Aim of the exercise - Sift the material for lines containing "Viewer", and return them.

Supplied data -
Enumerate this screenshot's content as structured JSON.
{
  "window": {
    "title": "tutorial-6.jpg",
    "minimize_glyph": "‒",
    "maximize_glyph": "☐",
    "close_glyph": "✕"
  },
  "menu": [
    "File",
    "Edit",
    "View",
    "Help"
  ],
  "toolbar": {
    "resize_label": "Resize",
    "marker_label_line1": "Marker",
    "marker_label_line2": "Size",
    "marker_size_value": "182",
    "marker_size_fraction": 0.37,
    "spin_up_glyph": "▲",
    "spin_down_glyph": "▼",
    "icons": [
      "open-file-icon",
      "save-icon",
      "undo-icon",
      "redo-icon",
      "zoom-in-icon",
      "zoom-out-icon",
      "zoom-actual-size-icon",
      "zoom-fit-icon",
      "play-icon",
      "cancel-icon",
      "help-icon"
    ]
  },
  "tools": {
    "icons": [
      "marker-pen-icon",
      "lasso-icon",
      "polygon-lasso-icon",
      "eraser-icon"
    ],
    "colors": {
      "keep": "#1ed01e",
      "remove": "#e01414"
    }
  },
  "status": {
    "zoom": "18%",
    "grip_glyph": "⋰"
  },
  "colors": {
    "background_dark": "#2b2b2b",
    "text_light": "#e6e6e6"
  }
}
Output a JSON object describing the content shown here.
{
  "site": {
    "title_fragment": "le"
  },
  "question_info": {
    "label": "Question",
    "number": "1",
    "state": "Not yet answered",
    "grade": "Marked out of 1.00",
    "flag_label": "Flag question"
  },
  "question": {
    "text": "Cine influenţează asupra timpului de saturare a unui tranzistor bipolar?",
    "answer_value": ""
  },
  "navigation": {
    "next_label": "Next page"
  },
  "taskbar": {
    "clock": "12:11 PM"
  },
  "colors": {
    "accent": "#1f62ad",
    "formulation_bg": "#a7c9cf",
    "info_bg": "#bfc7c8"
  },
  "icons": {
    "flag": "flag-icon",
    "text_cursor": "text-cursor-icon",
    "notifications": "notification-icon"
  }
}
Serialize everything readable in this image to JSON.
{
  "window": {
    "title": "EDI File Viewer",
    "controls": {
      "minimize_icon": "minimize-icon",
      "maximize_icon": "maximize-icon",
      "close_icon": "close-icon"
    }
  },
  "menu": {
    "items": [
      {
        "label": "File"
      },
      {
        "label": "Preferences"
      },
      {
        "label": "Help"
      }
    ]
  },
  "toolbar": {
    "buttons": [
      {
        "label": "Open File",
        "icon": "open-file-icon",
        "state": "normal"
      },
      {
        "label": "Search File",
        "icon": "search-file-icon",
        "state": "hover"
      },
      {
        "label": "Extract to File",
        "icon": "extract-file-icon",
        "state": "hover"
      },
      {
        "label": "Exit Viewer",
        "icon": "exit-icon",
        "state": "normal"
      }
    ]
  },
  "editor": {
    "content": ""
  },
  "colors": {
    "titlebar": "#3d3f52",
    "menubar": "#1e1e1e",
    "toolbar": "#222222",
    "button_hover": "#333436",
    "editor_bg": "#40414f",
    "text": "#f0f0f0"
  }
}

Problem solution -
    "title": "EDI File Viewer",
        "label": "Exit Viewer",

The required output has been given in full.